(Task) Lines that contain the string "коммуникативное" are to be copied; leave out all others.

(Records for the exercise)
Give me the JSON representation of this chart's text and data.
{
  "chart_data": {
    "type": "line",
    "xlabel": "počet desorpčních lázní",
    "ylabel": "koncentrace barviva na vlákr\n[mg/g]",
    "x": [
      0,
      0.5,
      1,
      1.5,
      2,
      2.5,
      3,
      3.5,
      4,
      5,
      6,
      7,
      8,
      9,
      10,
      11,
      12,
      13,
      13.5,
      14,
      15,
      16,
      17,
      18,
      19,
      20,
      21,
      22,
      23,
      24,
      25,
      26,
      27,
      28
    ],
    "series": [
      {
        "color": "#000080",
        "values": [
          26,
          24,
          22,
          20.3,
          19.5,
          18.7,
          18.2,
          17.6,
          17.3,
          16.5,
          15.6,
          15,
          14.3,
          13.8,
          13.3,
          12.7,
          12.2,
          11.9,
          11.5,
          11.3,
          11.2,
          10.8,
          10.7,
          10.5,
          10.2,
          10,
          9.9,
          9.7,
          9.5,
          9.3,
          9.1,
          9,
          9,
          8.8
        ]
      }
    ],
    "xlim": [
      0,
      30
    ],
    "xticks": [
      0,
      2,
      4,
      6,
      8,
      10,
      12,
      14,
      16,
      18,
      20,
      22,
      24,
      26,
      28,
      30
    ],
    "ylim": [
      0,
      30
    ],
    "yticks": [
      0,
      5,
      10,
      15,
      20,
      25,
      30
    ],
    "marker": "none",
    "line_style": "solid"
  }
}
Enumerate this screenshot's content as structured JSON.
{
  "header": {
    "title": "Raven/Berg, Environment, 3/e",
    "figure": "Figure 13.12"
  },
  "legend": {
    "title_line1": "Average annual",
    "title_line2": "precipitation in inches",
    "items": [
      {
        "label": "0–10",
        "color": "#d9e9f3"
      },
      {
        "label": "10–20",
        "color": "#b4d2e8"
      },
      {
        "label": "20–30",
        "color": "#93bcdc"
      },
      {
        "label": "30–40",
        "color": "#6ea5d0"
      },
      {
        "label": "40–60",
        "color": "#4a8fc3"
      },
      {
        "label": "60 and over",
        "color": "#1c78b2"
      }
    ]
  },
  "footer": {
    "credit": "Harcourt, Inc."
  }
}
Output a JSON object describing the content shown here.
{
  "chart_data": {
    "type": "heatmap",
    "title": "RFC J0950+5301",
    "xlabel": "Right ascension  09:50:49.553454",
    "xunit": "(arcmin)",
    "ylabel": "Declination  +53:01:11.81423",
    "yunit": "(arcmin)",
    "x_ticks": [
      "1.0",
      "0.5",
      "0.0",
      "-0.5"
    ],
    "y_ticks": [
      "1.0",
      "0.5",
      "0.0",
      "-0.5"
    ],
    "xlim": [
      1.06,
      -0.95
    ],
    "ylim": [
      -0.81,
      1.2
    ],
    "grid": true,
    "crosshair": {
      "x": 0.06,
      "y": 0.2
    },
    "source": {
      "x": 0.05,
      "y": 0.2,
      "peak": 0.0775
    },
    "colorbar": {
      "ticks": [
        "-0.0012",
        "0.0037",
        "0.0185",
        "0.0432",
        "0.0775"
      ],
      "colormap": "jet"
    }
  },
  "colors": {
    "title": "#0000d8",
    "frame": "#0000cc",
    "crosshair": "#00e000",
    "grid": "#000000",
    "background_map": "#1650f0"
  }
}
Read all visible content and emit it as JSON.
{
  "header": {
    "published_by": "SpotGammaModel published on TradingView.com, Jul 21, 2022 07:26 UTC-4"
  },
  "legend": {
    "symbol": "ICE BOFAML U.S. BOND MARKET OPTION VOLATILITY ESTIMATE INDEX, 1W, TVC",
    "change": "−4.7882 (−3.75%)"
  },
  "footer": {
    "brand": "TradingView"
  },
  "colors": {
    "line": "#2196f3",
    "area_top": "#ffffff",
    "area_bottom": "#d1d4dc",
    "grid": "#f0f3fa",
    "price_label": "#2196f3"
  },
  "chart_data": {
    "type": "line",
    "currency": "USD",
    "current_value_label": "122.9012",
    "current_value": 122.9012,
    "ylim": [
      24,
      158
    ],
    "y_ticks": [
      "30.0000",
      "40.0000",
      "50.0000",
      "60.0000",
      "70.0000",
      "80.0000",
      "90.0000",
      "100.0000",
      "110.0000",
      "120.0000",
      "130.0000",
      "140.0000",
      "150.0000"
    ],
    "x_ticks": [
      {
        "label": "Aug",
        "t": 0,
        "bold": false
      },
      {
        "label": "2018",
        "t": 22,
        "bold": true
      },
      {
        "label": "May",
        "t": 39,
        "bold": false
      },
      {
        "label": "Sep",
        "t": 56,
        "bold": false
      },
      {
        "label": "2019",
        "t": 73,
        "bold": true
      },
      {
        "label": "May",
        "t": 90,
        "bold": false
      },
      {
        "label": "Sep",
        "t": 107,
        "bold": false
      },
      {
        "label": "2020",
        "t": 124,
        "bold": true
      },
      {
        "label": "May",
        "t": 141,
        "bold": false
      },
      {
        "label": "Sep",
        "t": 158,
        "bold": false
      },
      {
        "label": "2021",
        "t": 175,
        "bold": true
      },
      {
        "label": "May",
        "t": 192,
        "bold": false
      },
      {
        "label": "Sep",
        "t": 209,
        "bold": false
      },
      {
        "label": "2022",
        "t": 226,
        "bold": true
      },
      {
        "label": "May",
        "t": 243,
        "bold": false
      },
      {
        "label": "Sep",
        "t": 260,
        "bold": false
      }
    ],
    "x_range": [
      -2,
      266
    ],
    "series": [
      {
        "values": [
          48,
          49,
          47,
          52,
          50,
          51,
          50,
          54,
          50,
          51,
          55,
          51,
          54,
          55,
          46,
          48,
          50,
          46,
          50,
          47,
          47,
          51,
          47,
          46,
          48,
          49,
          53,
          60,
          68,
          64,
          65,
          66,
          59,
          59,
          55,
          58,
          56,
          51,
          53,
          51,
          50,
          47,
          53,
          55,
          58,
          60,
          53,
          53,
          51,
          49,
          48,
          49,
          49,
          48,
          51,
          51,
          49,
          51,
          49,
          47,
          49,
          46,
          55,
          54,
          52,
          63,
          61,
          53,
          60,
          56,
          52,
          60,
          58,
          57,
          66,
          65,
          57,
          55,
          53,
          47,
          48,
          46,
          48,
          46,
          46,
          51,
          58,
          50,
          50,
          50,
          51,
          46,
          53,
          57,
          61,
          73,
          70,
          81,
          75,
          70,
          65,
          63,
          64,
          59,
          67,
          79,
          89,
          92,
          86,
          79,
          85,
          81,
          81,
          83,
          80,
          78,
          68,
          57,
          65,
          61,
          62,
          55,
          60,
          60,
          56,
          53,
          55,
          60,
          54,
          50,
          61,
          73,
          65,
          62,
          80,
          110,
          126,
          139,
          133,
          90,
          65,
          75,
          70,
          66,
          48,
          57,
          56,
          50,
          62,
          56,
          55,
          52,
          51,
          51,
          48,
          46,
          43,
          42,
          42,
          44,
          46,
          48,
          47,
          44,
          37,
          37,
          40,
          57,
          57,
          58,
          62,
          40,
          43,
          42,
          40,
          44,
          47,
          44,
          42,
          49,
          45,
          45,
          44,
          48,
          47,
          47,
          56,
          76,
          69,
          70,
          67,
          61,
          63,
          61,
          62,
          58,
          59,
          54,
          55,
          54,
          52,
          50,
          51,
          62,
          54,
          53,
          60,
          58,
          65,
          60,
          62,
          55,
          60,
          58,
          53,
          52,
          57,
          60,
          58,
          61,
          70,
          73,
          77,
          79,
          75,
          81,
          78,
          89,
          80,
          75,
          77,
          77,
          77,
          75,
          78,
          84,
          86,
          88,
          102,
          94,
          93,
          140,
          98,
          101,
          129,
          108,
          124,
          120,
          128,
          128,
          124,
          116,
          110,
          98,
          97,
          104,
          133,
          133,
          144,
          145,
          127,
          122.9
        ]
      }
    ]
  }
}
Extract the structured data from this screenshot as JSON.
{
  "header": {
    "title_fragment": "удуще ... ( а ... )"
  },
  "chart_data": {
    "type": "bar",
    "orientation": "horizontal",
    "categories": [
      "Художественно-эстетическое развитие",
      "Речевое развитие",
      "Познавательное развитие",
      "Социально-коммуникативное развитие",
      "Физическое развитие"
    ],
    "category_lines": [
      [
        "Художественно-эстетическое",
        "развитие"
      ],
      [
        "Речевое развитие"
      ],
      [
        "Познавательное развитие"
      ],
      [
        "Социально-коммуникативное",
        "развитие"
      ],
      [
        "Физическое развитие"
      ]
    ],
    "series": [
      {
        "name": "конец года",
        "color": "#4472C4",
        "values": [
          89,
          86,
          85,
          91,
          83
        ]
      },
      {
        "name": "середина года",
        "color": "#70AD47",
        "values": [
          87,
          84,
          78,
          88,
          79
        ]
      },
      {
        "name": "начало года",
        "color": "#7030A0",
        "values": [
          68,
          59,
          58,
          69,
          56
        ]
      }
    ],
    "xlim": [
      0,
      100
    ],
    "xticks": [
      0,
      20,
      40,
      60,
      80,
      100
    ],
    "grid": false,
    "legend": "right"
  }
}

(Solved problem)
      "Социально-коммуникативное развитие",
        "Социально-коммуникативное",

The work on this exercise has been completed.